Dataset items
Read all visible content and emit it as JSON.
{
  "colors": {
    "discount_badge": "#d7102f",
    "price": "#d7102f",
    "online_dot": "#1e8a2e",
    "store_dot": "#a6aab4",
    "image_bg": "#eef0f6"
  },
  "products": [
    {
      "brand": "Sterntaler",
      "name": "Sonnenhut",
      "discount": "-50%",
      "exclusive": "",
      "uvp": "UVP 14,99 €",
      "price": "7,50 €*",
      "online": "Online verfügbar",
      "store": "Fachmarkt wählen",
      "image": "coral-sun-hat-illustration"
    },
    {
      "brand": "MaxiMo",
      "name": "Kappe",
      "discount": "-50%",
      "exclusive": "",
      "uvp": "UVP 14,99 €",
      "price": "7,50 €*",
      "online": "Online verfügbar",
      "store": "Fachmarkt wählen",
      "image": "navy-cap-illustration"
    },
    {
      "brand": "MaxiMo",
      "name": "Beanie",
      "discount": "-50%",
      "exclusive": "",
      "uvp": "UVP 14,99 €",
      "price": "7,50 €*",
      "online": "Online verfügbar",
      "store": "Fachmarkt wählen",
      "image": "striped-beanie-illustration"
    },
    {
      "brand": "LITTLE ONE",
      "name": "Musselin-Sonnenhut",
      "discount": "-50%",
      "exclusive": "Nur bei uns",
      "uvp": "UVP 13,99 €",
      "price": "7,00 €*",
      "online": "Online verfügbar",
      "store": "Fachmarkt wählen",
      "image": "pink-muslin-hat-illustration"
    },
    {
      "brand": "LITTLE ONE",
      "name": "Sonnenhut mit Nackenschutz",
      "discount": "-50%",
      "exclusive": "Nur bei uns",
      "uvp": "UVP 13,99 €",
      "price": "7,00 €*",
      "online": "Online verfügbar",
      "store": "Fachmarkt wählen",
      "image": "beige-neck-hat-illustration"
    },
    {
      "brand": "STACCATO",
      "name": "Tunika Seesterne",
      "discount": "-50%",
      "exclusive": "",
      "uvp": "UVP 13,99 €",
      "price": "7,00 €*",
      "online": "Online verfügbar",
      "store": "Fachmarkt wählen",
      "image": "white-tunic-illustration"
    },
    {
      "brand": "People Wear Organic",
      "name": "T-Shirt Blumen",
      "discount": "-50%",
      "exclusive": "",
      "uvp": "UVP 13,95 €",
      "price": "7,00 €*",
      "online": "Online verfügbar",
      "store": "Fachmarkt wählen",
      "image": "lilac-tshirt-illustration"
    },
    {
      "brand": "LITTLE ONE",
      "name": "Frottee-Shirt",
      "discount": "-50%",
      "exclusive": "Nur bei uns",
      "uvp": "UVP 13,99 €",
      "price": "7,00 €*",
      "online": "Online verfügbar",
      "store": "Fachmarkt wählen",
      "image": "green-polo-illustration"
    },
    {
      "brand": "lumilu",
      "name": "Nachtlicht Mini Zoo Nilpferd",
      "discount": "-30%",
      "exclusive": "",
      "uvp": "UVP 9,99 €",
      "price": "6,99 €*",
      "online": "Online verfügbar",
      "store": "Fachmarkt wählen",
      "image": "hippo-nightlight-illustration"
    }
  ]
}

## Stated problem
Each line above must be printed exactly as it appears.

## Exercise solution
Read all visible content and emit it as JSON.
{
  "colors": {
    "discount_badge": "#d7102f",
    "price": "#d7102f",
    "online_dot": "#1e8a2e",
    "store_dot": "#a6aab4",
    "image_bg": "#eef0f6"
  },
  "products": [
    {
      "brand": "Sterntaler",
      "name": "Sonnenhut",
      "discount": "-50%",
      "exclusive": "",
      "uvp": "UVP 14,99 €",
      "price": "7,50 €*",
      "online": "Online verfügbar",
      "store": "Fachmarkt wählen",
      "image": "coral-sun-hat-illustration"
    },
    {
      "brand": "MaxiMo",
      "name": "Kappe",
      "discount": "-50%",
      "exclusive": "",
      "uvp": "UVP 14,99 €",
      "price": "7,50 €*",
      "online": "Online verfügbar",
      "store": "Fachmarkt wählen",
      "image": "navy-cap-illustration"
    },
    {
      "brand": "MaxiMo",
      "name": "Beanie",
      "discount": "-50%",
      "exclusive": "",
      "uvp": "UVP 14,99 €",
      "price": "7,50 €*",
      "online": "Online verfügbar",
      "store": "Fachmarkt wählen",
      "image": "striped-beanie-illustration"
    },
    {
      "brand": "LITTLE ONE",
      "name": "Musselin-Sonnenhut",
      "discount": "-50%",
      "exclusive": "Nur bei uns",
      "uvp": "UVP 13,99 €",
      "price": "7,00 €*",
      "online": "Online verfügbar",
      "store": "Fachmarkt wählen",
      "image": "pink-muslin-hat-illustration"
    },
    {
      "brand": "LITTLE ONE",
      "name": "Sonnenhut mit Nackenschutz",
      "discount": "-50%",
      "exclusive": "Nur bei uns",
      "uvp": "UVP 13,99 €",
      "price": "7,00 €*",
      "online": "Online verfügbar",
      "store": "Fachmarkt wählen",
      "image": "beige-neck-hat-illustration"
    },
    {
      "brand": "STACCATO",
      "name": "Tunika Seesterne",
      "discount": "-50%",
      "exclusive": "",
      "uvp": "UVP 13,99 €",
      "price": "7,00 €*",
      "online": "Online verfügbar",
      "store": "Fachmarkt wählen",
      "image": "white-tunic-illustration"
    },
    {
      "brand": "People Wear Organic",
      "name": "T-Shirt Blumen",
      "discount": "-50%",
      "exclusive": "",
      "uvp": "UVP 13,95 €",
      "price": "7,00 €*",
      "online": "Online verfügbar",
      "store": "Fachmarkt wählen",
      "image": "lilac-tshirt-illustration"
    },
    {
      "brand": "LITTLE ONE",
      "name": "Frottee-Shirt",
      "discount": "-50%",
      "exclusive": "Nur bei uns",
      "uvp": "UVP 13,99 €",
      "price": "7,00 €*",
      "online": "Online verfügbar",
      "store": "Fachmarkt wählen",
      "image": "green-polo-illustration"
    },
    {
      "brand": "lumilu",
      "name": "Nachtlicht Mini Zoo Nilpferd",
      "discount": "-30%",
      "exclusive": "",
      "uvp": "UVP 9,99 €",
      "price": "6,99 €*",
      "online": "Online verfügbar",
      "store": "Fachmarkt wählen",
      "image": "hippo-nightlight-illustration"
    }
  ]
}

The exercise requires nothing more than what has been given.